Materials provided:
>> BEGIN

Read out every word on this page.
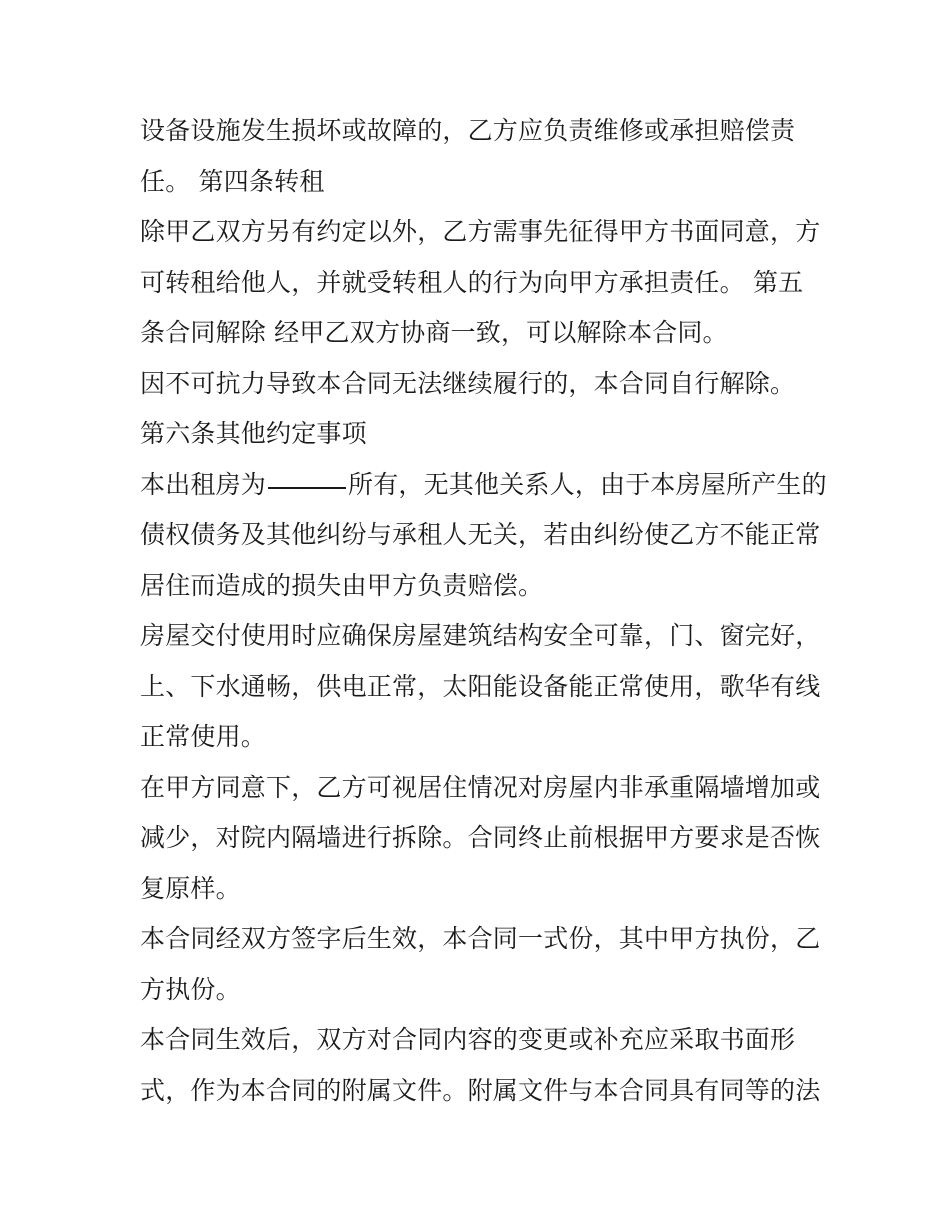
设备设施发生损坏或故障的，乙方应负责维修或承担赔偿责
任。 第四条转租
除甲乙双方另有约定以外，乙方需事先征得甲方书面同意，方
可转租给他人，并就受转租人的行为向甲方承担责任。 第五
条合同解除 经甲乙双方协商一致，可以解除本合同。
因不可抗力导致本合同无法继续履行的，本合同自行解除。
第六条其他约定事项
本出租房为	所有，无其他关系人，由于本房屋所产生的
债权债务及其他纠纷与承租人无关，若由纠纷使乙方不能正常
居住而造成的损失由甲方负责赔偿。
房屋交付使用时应确保房屋建筑结构安全可靠，门、窗完好，
上、下水通畅，供电正常，太阳能设备能正常使用，歌华有线
正常使用。
在甲方同意下，乙方可视居住情况对房屋内非承重隔墙增加或
减少，对院内隔墙进行拆除。合同终止前根据甲方要求是否恢
复原样。
本合同经双方签字后生效，本合同一式份，其中甲方执份，乙
方执份。
本合同生效后，双方对合同内容的变更或补充应采取书面形
式，作为本合同的附属文件。附属文件与本合同具有同等的法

>> END

Exercise objective: Take the listing and print it again exactly, but without any pictures.

Output of the task:
Read out every word on this page.
设备设施发生损坏或故障的，乙方应负责维修或承担赔偿责
任。 第四条转租
除甲乙双方另有约定以外，乙方需事先征得甲方书面同意，方
可转租给他人，并就受转租人的行为向甲方承担责任。 第五
条合同解除 经甲乙双方协商一致，可以解除本合同。
因不可抗力导致本合同无法继续履行的，本合同自行解除。
第六条其他约定事项
本出租房为	所有，无其他关系人，由于本房屋所产生的
债权债务及其他纠纷与承租人无关，若由纠纷使乙方不能正常
居住而造成的损失由甲方负责赔偿。
房屋交付使用时应确保房屋建筑结构安全可靠，门、窗完好，
上、下水通畅，供电正常，太阳能设备能正常使用，歌华有线
正常使用。
在甲方同意下，乙方可视居住情况对房屋内非承重隔墙增加或
减少，对院内隔墙进行拆除。合同终止前根据甲方要求是否恢
复原样。
本合同经双方签字后生效，本合同一式份，其中甲方执份，乙
方执份。
本合同生效后，双方对合同内容的变更或补充应采取书面形
式，作为本合同的附属文件。附属文件与本合同具有同等的法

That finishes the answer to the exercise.